**Task statement:** Wherever the string "width" appears in the listing, copy that line.

**Entries supplied:**
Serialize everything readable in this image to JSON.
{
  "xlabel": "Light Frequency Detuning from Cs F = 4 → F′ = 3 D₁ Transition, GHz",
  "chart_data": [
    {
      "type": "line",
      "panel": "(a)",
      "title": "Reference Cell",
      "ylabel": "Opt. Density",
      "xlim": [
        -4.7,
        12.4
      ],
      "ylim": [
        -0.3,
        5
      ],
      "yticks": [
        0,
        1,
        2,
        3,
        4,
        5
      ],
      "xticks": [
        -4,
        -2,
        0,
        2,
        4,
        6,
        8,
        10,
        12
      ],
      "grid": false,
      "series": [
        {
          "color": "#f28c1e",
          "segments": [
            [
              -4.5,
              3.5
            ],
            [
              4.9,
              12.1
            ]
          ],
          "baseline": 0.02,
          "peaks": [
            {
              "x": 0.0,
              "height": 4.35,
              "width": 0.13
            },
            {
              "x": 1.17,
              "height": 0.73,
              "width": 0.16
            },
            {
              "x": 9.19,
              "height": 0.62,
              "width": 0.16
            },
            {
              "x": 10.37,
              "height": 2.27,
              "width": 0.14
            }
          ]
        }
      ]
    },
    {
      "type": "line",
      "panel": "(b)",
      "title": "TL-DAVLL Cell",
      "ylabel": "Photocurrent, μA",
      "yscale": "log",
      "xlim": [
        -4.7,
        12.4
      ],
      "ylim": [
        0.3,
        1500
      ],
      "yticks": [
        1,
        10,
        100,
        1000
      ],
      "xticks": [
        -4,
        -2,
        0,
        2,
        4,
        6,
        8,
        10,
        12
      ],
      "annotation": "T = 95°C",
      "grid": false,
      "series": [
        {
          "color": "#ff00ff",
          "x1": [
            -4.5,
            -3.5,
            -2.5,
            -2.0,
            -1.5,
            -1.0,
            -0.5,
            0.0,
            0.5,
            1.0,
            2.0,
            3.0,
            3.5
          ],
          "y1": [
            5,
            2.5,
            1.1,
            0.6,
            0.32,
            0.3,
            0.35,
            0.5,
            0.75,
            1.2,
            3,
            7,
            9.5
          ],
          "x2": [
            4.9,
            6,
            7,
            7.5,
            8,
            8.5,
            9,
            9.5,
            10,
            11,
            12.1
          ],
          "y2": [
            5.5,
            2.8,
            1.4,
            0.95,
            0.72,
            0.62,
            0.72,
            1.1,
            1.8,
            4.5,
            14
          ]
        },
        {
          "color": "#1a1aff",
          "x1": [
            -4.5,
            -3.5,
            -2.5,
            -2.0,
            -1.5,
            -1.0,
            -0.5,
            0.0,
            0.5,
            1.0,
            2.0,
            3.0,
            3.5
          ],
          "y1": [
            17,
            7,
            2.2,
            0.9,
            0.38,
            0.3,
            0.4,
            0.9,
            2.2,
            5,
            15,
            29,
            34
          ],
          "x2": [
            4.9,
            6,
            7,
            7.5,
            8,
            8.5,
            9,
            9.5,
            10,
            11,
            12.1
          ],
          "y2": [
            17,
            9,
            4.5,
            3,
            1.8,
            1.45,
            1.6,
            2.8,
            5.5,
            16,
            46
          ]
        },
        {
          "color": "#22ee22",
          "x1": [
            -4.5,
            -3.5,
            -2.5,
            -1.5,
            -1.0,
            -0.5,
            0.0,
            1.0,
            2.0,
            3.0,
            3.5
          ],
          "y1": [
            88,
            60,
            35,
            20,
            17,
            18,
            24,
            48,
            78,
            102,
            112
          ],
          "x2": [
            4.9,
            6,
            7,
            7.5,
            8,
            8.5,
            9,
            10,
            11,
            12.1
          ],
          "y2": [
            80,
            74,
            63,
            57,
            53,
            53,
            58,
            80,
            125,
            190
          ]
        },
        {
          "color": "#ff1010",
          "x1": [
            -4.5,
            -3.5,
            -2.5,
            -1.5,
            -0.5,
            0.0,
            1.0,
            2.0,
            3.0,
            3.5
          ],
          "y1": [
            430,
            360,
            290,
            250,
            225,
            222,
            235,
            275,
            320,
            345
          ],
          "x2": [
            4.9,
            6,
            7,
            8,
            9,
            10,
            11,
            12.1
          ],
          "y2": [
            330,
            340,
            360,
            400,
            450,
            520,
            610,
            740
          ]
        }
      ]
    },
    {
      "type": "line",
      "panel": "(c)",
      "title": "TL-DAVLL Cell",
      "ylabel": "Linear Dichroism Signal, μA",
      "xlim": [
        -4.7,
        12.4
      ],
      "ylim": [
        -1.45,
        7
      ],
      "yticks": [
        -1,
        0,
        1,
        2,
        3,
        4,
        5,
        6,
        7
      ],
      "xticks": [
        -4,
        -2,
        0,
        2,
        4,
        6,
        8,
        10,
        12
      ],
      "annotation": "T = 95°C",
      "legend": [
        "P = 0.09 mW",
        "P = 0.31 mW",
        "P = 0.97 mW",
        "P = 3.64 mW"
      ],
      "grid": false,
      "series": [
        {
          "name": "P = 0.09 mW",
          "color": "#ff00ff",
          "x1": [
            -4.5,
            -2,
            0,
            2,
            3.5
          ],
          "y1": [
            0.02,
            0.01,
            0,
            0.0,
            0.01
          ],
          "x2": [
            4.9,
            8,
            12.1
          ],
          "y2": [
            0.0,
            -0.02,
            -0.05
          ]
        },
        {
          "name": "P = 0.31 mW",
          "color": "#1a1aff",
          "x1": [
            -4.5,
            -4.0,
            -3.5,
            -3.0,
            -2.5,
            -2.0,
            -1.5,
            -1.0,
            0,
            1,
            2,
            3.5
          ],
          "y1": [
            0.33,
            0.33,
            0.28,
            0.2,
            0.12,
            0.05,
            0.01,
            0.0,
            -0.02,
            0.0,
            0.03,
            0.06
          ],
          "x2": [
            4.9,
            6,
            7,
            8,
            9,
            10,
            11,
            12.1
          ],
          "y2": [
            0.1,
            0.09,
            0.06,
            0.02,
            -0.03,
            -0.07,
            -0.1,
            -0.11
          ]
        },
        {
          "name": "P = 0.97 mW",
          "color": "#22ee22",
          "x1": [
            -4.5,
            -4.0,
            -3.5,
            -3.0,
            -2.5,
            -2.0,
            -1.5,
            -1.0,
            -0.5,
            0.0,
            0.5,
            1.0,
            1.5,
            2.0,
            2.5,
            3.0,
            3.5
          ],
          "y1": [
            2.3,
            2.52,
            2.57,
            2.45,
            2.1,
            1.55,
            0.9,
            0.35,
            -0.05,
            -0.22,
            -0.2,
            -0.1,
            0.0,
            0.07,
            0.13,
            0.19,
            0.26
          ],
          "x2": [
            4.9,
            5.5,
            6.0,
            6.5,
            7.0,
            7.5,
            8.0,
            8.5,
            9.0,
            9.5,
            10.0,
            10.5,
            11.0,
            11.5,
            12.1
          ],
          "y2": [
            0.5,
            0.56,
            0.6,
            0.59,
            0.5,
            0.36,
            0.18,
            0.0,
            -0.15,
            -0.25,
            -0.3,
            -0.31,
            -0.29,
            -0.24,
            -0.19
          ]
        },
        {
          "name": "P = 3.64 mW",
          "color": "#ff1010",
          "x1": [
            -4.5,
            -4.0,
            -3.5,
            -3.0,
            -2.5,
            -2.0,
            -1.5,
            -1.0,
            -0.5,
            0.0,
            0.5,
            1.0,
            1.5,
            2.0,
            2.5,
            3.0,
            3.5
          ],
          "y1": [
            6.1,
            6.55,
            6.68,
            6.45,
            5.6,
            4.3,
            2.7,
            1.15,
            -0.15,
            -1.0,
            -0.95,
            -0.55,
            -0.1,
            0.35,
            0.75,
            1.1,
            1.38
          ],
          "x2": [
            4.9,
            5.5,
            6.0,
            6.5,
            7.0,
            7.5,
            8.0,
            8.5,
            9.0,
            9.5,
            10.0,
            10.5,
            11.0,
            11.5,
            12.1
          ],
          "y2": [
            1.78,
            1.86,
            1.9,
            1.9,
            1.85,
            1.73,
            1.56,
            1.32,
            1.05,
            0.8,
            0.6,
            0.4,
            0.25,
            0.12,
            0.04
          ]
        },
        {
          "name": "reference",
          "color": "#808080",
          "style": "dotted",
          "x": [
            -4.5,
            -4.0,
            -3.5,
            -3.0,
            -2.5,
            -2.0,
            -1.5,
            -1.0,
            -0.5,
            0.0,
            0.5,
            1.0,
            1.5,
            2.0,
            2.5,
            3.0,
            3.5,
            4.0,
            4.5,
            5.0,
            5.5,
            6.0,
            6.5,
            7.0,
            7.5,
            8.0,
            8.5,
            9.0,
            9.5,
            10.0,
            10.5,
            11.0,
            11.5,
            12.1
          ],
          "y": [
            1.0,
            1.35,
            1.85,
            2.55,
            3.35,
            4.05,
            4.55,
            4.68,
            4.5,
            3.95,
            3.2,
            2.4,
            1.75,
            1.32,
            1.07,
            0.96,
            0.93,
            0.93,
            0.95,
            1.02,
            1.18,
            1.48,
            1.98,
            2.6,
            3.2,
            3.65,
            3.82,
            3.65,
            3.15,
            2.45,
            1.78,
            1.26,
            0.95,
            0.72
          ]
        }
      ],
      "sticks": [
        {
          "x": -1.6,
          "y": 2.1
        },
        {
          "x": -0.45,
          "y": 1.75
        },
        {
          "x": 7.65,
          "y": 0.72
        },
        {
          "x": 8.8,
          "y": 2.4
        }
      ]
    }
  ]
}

**Task result:**
              "width": 0.13
              "width": 0.16
              "width": 0.16
              "width": 0.14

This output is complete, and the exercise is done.